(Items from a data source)
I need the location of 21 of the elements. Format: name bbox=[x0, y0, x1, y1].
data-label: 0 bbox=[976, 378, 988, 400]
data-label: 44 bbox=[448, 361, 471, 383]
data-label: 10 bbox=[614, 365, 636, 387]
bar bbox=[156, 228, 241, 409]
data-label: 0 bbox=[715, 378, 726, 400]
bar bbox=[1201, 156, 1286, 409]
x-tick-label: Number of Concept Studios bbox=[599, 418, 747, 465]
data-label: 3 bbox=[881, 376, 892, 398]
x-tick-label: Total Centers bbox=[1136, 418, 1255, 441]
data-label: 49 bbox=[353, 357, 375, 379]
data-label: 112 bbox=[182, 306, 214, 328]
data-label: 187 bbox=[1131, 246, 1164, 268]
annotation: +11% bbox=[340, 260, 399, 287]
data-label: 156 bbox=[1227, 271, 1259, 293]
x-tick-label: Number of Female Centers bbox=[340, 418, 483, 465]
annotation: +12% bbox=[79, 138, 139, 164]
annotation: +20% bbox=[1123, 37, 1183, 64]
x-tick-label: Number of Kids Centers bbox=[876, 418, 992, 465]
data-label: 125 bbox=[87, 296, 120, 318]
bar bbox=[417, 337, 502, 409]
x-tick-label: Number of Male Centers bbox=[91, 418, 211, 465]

* * *

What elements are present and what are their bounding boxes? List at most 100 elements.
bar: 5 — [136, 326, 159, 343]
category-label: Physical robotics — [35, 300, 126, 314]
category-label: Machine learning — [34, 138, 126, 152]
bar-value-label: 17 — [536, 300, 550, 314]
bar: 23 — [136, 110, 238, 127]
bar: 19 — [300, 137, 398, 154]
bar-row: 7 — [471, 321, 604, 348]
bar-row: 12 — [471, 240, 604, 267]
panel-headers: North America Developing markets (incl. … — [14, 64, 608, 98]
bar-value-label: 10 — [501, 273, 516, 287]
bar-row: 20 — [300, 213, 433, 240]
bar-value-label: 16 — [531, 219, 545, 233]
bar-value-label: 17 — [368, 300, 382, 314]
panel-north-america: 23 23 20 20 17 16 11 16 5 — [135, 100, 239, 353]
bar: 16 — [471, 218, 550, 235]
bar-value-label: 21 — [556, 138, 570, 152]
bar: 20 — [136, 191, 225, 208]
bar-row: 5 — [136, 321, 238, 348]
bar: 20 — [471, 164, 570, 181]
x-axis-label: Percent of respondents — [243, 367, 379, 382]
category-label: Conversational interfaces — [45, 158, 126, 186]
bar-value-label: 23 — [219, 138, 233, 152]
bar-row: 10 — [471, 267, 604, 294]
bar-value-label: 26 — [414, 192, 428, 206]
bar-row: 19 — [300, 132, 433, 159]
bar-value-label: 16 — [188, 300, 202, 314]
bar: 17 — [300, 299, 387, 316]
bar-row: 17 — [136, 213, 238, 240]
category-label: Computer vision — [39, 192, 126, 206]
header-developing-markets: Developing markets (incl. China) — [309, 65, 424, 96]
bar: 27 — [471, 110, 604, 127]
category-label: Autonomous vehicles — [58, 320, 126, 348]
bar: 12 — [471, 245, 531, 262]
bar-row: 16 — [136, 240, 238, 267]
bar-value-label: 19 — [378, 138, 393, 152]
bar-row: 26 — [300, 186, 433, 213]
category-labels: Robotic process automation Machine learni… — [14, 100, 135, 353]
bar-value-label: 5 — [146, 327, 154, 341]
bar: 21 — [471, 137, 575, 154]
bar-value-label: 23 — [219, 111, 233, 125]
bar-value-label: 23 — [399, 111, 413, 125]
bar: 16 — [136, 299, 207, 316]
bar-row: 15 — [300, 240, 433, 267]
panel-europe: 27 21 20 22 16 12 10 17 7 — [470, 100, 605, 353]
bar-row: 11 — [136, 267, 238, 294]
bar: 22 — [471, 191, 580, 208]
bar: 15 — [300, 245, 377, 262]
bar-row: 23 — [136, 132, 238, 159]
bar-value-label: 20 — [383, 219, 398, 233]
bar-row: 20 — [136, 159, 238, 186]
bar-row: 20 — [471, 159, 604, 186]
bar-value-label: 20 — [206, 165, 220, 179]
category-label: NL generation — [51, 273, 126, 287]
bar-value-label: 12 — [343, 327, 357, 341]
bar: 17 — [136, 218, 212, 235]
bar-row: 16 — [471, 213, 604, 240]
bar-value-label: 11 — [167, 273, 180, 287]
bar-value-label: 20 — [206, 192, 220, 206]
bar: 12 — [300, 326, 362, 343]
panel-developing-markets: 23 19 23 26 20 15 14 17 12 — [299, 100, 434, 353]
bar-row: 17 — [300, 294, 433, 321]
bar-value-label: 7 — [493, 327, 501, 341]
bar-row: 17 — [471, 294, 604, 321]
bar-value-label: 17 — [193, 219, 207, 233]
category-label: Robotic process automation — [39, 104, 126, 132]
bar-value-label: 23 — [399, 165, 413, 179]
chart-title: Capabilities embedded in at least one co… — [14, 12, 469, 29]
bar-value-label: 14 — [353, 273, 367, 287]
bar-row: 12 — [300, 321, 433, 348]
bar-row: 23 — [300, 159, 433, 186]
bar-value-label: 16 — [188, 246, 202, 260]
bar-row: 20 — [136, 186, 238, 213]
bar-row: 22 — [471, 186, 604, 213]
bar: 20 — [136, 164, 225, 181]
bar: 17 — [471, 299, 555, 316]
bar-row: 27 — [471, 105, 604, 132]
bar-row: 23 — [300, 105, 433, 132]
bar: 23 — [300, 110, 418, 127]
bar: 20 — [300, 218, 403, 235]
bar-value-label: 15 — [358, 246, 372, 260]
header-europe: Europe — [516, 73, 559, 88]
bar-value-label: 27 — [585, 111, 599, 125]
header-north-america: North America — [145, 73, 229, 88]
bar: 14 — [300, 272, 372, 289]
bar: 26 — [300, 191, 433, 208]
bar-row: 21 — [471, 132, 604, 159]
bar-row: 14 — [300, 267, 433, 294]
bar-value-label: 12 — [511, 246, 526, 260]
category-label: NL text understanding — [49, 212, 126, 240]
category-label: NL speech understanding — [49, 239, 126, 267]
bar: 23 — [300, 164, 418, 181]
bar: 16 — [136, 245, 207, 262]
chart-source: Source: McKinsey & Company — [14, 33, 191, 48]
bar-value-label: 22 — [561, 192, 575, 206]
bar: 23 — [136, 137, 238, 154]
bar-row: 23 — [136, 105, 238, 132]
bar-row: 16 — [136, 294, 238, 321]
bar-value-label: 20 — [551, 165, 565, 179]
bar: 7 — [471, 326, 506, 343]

Aim of the exercise> Write out the part of the records that opens with the line containing "What elements are" and closes with the line containing "bar-row: 12 — [471, 240, 604, 267]", including both of those lines, with every line reproduced exactly.

Full answer>
What elements are present and what are their bounding boxes? List at most 100 elements.
bar: 5 — [136, 326, 159, 343]
category-label: Physical robotics — [35, 300, 126, 314]
category-label: Machine learning — [34, 138, 126, 152]
bar-value-label: 17 — [536, 300, 550, 314]
bar: 23 — [136, 110, 238, 127]
bar: 19 — [300, 137, 398, 154]
bar-row: 7 — [471, 321, 604, 348]
bar-row: 12 — [471, 240, 604, 267]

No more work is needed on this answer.